**Mise en pratique:**
a) Dans l'intervention sur les allocations familiales, relevez toutes les indications qui suivent le nom de l'orateur sur la ligne commençant par « Rossini Stéphane · Nationalrat · Wallis ».
b) Poursuivez l'intervention sur les allocations familiales à partir de sa dernière phrase.

Rossini Stéphane · Nationalrat · 2005-03-15
Rossini Stéphane · Nationalrat · Wallis · Sozialdemokratische Fraktion · 2005-03-15
Wortprotokoll
Si l'on introduit, avec la législation sur les allocations familiales, un revenu de compensation, il convient d'être conséquent lorsqu'il s'agit ensuite de déterminer les montants. Le particularisme de l'organisation de la politique familiale en Suisse nous permet aujourd'hui, au Parlement, de nous comporter comme dans un souk et de "jouer" les montants les uns contre les autres, sans véritable cohérence, en allant de sommes qui sont largement inférieures à ce qui se pratique aujourd'hui, au niveau de la moyenne suisse, à des montants qui sont très élevés - c'était le choix de l'initiative populaire et c'est celui de la minorité IV (Fasel).

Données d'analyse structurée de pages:
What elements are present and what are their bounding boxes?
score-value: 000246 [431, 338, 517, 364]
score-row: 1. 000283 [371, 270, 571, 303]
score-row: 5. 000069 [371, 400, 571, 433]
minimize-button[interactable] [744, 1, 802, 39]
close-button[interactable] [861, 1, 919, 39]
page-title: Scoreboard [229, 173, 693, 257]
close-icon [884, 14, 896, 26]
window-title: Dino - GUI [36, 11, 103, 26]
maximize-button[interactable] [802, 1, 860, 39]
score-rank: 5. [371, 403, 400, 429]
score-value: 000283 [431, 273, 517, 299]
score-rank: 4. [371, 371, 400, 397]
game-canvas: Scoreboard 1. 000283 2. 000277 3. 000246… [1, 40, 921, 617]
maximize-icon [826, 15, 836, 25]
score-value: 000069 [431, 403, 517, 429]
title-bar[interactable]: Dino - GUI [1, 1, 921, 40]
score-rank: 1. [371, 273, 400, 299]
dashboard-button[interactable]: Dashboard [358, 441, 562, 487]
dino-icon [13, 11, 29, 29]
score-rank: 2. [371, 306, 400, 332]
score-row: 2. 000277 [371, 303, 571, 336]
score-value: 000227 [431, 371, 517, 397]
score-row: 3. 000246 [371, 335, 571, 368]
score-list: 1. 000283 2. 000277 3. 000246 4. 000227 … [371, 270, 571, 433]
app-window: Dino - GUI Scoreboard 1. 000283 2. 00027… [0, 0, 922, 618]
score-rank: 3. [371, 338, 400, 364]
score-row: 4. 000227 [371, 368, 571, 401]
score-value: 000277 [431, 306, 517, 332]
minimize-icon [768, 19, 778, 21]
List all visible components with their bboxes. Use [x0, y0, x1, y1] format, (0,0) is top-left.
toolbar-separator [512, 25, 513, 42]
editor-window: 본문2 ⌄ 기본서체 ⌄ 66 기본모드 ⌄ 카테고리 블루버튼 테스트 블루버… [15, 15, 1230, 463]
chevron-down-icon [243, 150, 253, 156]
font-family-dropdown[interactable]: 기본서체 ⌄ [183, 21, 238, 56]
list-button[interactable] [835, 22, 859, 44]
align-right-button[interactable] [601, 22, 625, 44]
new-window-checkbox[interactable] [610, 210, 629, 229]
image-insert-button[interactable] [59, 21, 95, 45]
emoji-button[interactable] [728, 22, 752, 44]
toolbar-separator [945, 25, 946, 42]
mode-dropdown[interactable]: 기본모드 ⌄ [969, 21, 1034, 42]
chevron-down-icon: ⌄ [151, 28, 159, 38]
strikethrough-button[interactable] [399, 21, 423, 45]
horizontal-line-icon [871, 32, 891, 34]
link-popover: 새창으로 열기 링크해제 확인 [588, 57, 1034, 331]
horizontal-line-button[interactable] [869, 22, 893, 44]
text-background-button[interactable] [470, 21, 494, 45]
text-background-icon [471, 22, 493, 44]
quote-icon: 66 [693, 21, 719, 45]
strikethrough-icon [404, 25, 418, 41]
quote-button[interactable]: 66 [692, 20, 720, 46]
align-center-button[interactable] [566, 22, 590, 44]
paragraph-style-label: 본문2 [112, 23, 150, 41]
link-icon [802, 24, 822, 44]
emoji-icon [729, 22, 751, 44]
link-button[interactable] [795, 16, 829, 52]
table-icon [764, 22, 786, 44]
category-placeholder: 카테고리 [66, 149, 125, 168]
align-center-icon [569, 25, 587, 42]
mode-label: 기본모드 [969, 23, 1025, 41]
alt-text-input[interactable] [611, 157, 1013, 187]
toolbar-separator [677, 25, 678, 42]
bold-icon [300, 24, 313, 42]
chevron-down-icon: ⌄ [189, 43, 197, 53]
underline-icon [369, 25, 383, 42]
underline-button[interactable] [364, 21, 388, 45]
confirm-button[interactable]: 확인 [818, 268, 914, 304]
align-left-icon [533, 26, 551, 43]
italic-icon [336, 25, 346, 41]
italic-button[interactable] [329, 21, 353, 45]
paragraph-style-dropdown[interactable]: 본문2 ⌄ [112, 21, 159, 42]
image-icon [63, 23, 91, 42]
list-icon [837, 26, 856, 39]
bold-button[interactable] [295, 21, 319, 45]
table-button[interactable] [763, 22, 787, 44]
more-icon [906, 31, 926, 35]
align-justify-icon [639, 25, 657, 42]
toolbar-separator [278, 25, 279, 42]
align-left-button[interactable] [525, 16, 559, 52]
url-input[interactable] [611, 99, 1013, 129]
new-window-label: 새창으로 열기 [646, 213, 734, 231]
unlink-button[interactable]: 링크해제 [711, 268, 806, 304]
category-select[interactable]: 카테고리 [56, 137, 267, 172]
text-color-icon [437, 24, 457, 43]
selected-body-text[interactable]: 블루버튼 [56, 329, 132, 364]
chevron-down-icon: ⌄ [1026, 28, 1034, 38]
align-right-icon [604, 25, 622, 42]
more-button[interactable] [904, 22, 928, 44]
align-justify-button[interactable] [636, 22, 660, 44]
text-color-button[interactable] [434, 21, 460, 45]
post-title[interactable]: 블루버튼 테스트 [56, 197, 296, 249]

**Réponses par exercice:**
a) Nationalrat ; Wallis ; Sozialdemokratische Fraktion ; 2005-03-15

b)
La proposition de minorité III que je défends répond à un problème majeur de notre politique sociale suisse, à sa lenteur et à son pragmatisme. Et c'est surtout la lenteur qui me pose un problème. C'est la raison pour laquelle je vous propose tout simplement d'adapter les montants qui étaient proposés dans le projet initial issu de l'initiative parlementaire Fankhauser - à savoir 200 francs pour l'allocation familiale et 250 francs pour l'allocation de formation - au coût de la vie, et de les transformer en 235 francs pour l'allocation familiale et 295 francs pour l'allocation de formation.
Je crois qu'il n'y a dans ce pays aucune cohérence dans la définition des montants. Chaque canton le fait d'une manière politique. Nous allons le faire ici d'une manière qui sera aussi politique. Néanmoins, je vous prie d'être conséquents: il ne serait ni raisonnable ni conséquent de vouloir mettre sur pied une loi qui introduit le principe "un enfant, une allocation" et qui harmonise les prestations, et ensuite, au niveau des montants - et c'est la vraie, la seule réalité qui concerne la population qui bénéficiera des effets de cette loi -, d'aller au-dessous de la moyenne actuelle.
Je vous invite par conséquent à voter les propositions qui correspondent au moins à l'adaptation au coût de la vie, comme le fait celle de la minorité III, ou qui prévoient des montants supérieurs à ladite adaptation.